Recorded data
-- BEGIN --
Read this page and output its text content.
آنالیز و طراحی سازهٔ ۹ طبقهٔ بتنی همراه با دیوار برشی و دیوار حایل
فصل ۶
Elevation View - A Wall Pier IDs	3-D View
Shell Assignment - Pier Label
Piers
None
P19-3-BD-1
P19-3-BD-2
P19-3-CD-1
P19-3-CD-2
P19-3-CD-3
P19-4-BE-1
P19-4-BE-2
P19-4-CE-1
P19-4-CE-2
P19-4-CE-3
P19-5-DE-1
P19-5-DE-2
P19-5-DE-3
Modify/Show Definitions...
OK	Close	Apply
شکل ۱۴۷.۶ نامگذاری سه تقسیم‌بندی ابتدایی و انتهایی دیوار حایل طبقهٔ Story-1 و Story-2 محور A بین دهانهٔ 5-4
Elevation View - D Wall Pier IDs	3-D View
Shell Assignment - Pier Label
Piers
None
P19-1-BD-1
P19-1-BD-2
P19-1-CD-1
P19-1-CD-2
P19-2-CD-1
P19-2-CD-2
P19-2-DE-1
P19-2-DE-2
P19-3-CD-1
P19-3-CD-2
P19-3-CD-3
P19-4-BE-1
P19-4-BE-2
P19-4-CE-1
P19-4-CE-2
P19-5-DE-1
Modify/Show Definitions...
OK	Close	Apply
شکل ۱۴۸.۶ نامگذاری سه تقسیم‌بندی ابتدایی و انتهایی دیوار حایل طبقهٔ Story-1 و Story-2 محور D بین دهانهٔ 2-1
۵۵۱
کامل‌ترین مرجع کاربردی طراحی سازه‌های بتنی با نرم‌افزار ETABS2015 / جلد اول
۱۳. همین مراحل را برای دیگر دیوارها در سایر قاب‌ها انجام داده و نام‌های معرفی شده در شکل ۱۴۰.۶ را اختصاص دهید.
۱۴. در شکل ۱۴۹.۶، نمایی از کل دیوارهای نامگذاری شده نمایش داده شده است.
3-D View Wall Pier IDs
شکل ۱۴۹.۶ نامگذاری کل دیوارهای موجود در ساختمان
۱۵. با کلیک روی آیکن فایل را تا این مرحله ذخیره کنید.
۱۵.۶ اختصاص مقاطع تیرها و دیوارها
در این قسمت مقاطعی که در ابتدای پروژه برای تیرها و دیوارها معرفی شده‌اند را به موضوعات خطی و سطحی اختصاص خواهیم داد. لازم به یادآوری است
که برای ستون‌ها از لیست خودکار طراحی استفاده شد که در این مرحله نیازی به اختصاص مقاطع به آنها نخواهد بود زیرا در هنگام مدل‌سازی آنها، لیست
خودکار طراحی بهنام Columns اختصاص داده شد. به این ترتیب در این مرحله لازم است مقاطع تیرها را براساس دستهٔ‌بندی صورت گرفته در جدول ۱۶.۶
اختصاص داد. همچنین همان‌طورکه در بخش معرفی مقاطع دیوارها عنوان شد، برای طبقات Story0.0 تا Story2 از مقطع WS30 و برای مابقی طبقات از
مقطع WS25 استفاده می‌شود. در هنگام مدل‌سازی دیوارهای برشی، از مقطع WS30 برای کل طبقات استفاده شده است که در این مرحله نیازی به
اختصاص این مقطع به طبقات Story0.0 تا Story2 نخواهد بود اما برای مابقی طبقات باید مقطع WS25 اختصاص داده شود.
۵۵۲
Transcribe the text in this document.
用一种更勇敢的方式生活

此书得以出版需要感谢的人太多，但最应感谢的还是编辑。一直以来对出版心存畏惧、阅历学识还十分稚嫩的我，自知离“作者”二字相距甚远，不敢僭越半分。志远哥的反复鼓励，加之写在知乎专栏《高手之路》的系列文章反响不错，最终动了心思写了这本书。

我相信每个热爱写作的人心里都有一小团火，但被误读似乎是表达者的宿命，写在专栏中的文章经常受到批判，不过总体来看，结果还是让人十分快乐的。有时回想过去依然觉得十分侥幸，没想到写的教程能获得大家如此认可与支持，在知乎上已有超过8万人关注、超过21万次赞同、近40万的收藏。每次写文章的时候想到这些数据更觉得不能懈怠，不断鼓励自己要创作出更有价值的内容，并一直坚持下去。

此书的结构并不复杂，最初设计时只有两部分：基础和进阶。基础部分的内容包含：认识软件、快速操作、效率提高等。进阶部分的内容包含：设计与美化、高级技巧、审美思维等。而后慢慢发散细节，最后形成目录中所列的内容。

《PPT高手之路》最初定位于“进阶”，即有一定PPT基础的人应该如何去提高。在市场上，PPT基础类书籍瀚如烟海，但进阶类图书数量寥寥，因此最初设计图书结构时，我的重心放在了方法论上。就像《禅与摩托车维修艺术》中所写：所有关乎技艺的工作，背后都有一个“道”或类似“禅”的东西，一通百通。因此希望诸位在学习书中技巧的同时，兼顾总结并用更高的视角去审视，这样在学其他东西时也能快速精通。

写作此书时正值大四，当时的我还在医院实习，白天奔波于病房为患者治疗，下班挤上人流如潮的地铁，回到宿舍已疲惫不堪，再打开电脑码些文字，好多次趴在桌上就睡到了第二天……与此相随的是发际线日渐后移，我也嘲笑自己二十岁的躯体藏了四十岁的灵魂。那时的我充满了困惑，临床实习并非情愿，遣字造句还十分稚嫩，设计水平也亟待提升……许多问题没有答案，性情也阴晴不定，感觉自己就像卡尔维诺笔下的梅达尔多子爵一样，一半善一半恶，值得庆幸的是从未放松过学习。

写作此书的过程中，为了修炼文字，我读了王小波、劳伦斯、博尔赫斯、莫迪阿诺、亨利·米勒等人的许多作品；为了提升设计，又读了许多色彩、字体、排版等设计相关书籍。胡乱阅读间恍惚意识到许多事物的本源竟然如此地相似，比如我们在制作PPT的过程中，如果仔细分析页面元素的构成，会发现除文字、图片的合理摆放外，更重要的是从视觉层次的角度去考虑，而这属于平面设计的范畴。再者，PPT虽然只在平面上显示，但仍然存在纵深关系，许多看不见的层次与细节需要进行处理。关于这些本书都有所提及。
-- END --
INSTRUCTIONS TO FOLLOW: Show every line where the string "Elevation" appears.

RESULT:
Elevation View - A Wall Pier IDs	3-D View
Elevation View - D Wall Pier IDs	3-D View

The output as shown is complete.